[Begin DATA IN THIS EXERCISE]
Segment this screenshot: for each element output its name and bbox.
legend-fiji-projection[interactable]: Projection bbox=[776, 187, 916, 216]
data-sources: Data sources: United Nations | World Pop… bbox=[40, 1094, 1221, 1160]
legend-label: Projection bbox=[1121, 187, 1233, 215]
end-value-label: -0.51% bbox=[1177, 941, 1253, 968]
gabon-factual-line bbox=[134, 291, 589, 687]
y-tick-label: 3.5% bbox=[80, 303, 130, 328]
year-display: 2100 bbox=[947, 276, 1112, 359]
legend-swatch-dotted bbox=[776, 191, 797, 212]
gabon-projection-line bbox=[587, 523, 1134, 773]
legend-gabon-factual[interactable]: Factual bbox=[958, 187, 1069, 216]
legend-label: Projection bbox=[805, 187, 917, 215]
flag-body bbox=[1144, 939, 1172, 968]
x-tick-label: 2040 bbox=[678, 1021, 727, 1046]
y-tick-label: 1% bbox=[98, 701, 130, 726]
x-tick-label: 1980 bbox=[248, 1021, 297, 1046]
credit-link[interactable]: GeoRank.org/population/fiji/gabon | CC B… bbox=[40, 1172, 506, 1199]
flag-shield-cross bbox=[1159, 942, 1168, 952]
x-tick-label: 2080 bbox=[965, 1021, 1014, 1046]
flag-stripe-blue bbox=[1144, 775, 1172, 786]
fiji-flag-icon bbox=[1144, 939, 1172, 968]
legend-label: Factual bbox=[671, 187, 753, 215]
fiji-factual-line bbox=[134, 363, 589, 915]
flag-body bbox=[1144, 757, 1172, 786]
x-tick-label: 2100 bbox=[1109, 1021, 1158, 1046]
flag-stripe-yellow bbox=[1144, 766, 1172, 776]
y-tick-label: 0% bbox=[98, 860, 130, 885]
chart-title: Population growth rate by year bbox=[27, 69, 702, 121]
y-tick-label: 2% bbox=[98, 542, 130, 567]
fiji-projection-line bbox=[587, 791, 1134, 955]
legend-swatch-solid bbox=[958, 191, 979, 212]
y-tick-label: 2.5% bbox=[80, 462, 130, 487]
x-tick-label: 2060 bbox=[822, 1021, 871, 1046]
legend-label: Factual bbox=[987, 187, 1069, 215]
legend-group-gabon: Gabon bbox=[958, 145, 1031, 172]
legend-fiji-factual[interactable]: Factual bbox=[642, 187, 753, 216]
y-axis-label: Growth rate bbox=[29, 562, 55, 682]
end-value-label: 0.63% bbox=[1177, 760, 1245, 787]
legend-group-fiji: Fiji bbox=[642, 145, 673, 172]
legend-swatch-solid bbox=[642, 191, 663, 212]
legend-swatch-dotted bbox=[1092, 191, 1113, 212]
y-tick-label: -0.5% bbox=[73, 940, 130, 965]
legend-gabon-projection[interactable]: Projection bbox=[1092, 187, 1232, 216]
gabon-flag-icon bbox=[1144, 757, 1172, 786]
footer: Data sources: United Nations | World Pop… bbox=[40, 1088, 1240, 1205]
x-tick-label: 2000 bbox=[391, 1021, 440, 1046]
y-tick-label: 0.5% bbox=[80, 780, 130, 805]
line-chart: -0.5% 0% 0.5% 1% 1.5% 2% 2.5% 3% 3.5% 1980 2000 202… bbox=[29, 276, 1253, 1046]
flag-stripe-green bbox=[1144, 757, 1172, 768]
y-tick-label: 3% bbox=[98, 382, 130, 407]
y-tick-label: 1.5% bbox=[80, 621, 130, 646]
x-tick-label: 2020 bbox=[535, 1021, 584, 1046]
[End DATA IN THIS EXERCISE]
Filter the entries above down to the lines that contain the string "rate". Case counts.

WRITTEN ANSWER ->
chart-title: Population growth rate by year bbox=[27, 69, 702, 121]
y-axis-label: Growth rate bbox=[29, 562, 55, 682]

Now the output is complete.